Reproduce every line of the material below verbatim, omitting the pictures from your answer.

Material for this exercise.
==================================================

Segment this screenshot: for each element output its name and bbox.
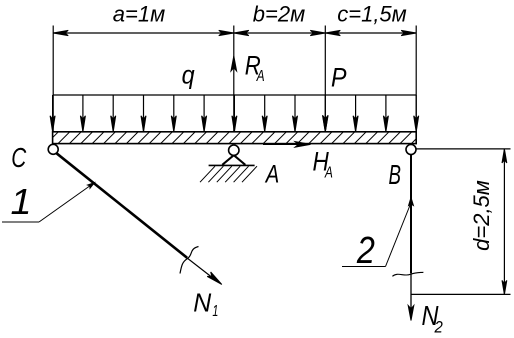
rod 1 xyxy=(56,153,187,258)
leader label 1 xyxy=(11,181,32,222)
svg-text:q: q xyxy=(182,60,195,90)
dimension line b=2м xyxy=(234,2,325,36)
extension line at P xyxy=(324,26,326,132)
force N1 arrow xyxy=(178,251,222,285)
extension line at B (right) xyxy=(415,26,417,132)
rod 2 cut squiggle xyxy=(392,272,423,276)
dimension line a=1м xyxy=(53,2,234,36)
svg-text:A: A xyxy=(264,161,279,189)
extension line at A xyxy=(233,26,235,132)
leader line 1 xyxy=(2,183,95,222)
extension line at C (left) xyxy=(52,26,54,132)
rod 1 cut squiggle xyxy=(180,247,199,274)
label q xyxy=(182,60,195,90)
reaction H_A arrow xyxy=(263,142,311,148)
svg-text:b=2м: b=2м xyxy=(253,2,305,27)
force P arrow xyxy=(323,115,329,132)
support A ground line xyxy=(209,164,255,166)
leader line 2 xyxy=(342,198,413,267)
label A xyxy=(264,161,279,189)
label C xyxy=(11,142,27,173)
reaction R_A arrow xyxy=(231,56,237,71)
dimension line d=2,5м xyxy=(469,149,507,295)
force N2 arrow xyxy=(408,306,414,321)
svg-text:2: 2 xyxy=(356,230,375,272)
svg-text:P: P xyxy=(331,63,347,93)
support A triangle xyxy=(222,155,245,165)
beam xyxy=(47,132,424,144)
label R_A xyxy=(245,51,265,85)
label N2 xyxy=(422,300,444,336)
leader label 2 xyxy=(356,230,375,272)
svg-text:B: B xyxy=(389,159,402,190)
svg-text:A: A xyxy=(256,68,265,85)
label P xyxy=(331,63,347,93)
svg-text:2: 2 xyxy=(434,317,444,336)
extension line bottom xyxy=(411,293,511,295)
hinge B xyxy=(406,145,416,155)
svg-text:c=1,5м: c=1,5м xyxy=(337,2,407,27)
distributed load arrows xyxy=(50,95,419,132)
support A ground hatching xyxy=(200,166,257,182)
dimension line c=1,5м xyxy=(325,2,416,36)
label H_A xyxy=(313,147,333,182)
hinge C xyxy=(48,144,58,154)
svg-text:1: 1 xyxy=(11,181,32,222)
hinge A xyxy=(229,145,239,155)
svg-text:d=2,5м: d=2,5м xyxy=(469,180,494,251)
label B xyxy=(389,159,402,190)
distributed load q line xyxy=(53,94,417,96)
rod 2 xyxy=(410,154,412,317)
svg-text:1: 1 xyxy=(212,303,218,320)
label N1 xyxy=(193,288,218,320)
svg-text:N: N xyxy=(193,288,211,318)
svg-text:C: C xyxy=(11,142,27,173)
svg-text:A: A xyxy=(324,165,333,182)
extension line top at B xyxy=(416,148,511,150)
svg-text:a=1м: a=1м xyxy=(113,2,165,27)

==================================================

Solution.
Segment this screenshot: for each element output its name and bbox.
rod 1 xyxy=(56,153,187,258)
leader label 1 xyxy=(11,181,32,222)
svg-text:q: q xyxy=(182,60,195,90)
dimension line b=2м xyxy=(234,2,325,36)
extension line at P xyxy=(324,26,326,132)
force N1 arrow xyxy=(178,251,222,285)
extension line at B (right) xyxy=(415,26,417,132)
rod 2 cut squiggle xyxy=(392,272,423,276)
dimension line a=1м xyxy=(53,2,234,36)
svg-text:A: A xyxy=(264,161,279,189)
extension line at A xyxy=(233,26,235,132)
leader line 1 xyxy=(2,183,95,222)
extension line at C (left) xyxy=(52,26,54,132)
rod 1 cut squiggle xyxy=(180,247,199,274)
label q xyxy=(182,60,195,90)
reaction H_A arrow xyxy=(263,142,311,148)
svg-text:b=2м: b=2м xyxy=(253,2,305,27)
force P arrow xyxy=(323,115,329,132)
support A ground line xyxy=(209,164,255,166)
leader line 2 xyxy=(342,198,413,267)
label A xyxy=(264,161,279,189)
label C xyxy=(11,142,27,173)
reaction R_A arrow xyxy=(231,56,237,71)
dimension line d=2,5м xyxy=(469,149,507,295)
force N2 arrow xyxy=(408,306,414,321)
svg-text:2: 2 xyxy=(356,230,375,272)
svg-text:P: P xyxy=(331,63,347,93)
support A triangle xyxy=(222,155,245,165)
beam xyxy=(47,132,424,144)
label R_A xyxy=(245,51,265,85)
label N2 xyxy=(422,300,444,336)
leader label 2 xyxy=(356,230,375,272)
svg-text:B: B xyxy=(389,159,402,190)
svg-text:A: A xyxy=(256,68,265,85)
label P xyxy=(331,63,347,93)
svg-text:2: 2 xyxy=(434,317,444,336)
extension line bottom xyxy=(411,293,511,295)
hinge B xyxy=(406,145,416,155)
svg-text:c=1,5м: c=1,5м xyxy=(337,2,407,27)
distributed load arrows xyxy=(50,95,419,132)
support A ground hatching xyxy=(200,166,257,182)
dimension line c=1,5м xyxy=(325,2,416,36)
label H_A xyxy=(313,147,333,182)
hinge C xyxy=(48,144,58,154)
svg-text:1: 1 xyxy=(11,181,32,222)
hinge A xyxy=(229,145,239,155)
svg-text:d=2,5м: d=2,5м xyxy=(469,180,494,251)
label B xyxy=(389,159,402,190)
distributed load q line xyxy=(53,94,417,96)
rod 2 xyxy=(410,154,412,317)
svg-text:1: 1 xyxy=(212,303,218,320)
label N1 xyxy=(193,288,218,320)
svg-text:N: N xyxy=(193,288,211,318)
svg-text:C: C xyxy=(11,142,27,173)
svg-text:A: A xyxy=(324,165,333,182)
extension line top at B xyxy=(416,148,511,150)
svg-text:a=1м: a=1м xyxy=(113,2,165,27)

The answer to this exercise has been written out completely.